▸ Available records
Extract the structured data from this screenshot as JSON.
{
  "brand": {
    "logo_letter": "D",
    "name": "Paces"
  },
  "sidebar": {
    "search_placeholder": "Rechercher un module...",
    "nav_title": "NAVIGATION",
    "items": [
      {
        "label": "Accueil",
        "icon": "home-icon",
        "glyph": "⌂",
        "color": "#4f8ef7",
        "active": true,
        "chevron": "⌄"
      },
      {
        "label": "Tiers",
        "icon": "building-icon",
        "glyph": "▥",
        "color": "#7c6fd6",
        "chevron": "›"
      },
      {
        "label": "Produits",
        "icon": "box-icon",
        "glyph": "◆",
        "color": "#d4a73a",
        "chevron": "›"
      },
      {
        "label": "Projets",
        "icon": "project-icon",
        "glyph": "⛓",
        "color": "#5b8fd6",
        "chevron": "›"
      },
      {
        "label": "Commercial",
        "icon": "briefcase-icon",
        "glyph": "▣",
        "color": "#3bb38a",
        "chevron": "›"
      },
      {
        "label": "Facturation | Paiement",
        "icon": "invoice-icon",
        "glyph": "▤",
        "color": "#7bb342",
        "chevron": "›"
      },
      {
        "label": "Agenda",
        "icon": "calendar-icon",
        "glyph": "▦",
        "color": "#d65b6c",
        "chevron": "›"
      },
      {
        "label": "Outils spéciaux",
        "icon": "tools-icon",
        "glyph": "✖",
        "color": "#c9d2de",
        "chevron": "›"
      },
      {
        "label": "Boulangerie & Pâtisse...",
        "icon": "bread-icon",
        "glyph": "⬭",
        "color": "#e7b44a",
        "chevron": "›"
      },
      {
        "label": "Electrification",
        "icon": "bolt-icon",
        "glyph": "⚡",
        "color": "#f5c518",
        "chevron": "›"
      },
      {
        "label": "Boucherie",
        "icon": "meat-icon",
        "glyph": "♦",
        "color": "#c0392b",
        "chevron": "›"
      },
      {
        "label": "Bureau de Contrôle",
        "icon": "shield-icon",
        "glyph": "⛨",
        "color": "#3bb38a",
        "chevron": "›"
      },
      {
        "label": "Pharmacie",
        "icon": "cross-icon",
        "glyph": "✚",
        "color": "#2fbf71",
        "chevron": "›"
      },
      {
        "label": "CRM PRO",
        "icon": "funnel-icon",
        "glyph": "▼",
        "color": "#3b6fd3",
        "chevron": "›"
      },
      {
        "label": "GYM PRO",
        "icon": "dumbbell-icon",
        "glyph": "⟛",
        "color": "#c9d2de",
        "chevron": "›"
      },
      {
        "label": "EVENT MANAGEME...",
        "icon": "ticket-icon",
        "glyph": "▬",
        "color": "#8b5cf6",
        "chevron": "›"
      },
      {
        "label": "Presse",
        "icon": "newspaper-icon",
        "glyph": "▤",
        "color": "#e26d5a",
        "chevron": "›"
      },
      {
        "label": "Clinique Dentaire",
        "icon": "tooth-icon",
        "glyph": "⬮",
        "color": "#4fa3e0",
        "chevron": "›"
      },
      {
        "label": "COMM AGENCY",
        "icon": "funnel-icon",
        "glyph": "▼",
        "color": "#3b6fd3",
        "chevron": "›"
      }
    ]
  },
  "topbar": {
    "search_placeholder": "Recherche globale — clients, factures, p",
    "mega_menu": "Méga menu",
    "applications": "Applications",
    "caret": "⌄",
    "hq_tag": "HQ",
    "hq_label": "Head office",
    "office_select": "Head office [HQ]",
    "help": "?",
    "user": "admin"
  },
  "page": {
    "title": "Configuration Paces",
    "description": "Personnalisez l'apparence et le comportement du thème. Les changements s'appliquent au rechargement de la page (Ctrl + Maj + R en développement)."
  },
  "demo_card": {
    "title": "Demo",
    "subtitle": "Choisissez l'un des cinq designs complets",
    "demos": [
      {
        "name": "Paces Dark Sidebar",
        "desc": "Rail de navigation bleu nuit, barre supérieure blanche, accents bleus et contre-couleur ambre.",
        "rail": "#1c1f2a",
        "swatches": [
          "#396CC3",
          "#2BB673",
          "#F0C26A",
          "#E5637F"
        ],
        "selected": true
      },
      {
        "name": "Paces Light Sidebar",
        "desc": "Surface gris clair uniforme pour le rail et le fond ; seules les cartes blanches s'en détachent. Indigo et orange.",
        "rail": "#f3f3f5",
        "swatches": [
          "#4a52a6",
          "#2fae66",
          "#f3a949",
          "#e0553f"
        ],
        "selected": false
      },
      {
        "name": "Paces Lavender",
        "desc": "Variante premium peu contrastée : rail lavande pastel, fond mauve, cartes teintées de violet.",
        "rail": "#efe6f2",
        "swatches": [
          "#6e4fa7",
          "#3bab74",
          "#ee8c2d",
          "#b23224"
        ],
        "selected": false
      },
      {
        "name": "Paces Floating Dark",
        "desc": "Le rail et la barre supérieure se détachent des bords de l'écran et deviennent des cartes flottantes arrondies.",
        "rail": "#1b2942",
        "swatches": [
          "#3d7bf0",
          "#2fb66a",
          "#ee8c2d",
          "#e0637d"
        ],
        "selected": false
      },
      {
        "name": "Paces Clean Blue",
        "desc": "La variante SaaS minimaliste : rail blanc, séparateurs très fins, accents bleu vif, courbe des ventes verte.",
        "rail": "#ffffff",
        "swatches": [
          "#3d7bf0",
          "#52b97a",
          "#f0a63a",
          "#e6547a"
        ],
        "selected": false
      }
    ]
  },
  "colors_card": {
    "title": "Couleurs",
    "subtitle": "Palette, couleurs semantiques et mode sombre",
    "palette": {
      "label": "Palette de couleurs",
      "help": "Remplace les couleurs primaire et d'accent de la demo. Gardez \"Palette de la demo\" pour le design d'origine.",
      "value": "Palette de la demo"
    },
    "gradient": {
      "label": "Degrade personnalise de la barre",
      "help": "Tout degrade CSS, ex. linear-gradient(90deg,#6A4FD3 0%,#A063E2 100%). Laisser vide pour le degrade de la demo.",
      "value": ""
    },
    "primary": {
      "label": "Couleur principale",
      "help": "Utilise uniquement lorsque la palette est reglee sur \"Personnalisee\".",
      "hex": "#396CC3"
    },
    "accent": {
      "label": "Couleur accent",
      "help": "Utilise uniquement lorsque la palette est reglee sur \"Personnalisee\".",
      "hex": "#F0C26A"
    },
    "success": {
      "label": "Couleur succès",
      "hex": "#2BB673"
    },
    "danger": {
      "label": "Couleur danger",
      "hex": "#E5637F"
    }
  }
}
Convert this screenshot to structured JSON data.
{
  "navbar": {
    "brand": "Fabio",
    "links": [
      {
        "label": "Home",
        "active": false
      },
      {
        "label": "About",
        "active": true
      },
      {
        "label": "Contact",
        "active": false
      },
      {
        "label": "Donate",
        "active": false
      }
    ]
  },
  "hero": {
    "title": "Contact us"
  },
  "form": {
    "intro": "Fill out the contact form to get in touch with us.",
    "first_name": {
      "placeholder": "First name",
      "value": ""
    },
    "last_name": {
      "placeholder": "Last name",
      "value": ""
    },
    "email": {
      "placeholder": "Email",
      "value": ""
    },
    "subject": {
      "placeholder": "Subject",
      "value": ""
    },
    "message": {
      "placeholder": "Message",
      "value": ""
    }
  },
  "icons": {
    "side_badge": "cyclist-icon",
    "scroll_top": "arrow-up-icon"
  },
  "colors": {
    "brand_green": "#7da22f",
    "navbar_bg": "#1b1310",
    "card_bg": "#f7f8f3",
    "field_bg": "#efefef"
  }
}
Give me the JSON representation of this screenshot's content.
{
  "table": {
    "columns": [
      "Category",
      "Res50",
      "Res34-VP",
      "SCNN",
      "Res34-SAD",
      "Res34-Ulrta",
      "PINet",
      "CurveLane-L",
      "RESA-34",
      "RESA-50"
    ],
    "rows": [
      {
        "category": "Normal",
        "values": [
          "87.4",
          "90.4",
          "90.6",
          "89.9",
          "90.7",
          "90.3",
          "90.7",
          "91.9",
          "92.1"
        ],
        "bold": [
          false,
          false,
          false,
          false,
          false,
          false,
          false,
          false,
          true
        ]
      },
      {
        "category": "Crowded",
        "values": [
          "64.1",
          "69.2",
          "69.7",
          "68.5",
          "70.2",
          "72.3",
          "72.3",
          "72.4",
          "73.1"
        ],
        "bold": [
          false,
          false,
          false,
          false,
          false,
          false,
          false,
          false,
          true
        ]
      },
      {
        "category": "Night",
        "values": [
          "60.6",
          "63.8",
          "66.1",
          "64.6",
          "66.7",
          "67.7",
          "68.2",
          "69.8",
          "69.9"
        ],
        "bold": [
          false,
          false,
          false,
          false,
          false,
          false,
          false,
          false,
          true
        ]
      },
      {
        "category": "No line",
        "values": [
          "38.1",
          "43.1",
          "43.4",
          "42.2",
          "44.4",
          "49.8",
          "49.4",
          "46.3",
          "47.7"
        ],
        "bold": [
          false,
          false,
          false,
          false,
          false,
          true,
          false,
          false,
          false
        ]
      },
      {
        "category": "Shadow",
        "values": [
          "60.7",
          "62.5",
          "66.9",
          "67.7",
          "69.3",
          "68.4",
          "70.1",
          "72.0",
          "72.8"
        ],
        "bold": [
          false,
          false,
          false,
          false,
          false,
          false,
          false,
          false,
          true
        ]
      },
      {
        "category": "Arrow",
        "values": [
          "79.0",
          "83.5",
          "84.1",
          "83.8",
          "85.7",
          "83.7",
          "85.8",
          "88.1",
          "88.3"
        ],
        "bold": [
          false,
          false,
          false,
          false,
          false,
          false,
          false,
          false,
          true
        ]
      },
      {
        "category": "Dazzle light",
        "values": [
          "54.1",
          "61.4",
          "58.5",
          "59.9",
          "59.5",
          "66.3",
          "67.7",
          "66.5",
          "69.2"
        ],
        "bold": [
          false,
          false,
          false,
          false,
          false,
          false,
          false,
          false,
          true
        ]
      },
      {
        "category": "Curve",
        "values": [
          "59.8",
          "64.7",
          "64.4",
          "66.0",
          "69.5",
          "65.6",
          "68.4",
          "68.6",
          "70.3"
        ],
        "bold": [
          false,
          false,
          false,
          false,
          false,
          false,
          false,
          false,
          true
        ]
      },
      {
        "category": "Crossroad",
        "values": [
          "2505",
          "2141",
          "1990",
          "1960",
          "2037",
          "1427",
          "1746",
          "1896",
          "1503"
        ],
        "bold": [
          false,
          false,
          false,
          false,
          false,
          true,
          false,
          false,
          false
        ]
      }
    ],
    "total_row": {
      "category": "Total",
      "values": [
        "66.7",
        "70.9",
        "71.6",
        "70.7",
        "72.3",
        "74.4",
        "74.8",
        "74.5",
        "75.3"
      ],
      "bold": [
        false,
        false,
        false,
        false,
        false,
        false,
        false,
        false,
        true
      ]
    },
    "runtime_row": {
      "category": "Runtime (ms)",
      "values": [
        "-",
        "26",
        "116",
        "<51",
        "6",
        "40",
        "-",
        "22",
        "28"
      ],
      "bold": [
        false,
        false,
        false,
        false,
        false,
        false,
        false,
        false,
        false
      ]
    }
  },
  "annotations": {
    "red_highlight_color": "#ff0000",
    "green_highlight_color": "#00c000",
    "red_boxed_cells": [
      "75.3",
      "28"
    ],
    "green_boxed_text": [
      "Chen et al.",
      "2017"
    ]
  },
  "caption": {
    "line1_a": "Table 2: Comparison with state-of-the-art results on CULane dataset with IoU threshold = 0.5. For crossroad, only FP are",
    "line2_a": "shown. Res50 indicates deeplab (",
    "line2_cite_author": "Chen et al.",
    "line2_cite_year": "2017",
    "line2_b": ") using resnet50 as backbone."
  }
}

▸ Instruction
Gather up every line from the listing above in which the word "screenshot" occurs.

▸ Output for this exercise
Extract the structured data from this screenshot as JSON.
Convert this screenshot to structured JSON data.
Give me the JSON representation of this screenshot's content.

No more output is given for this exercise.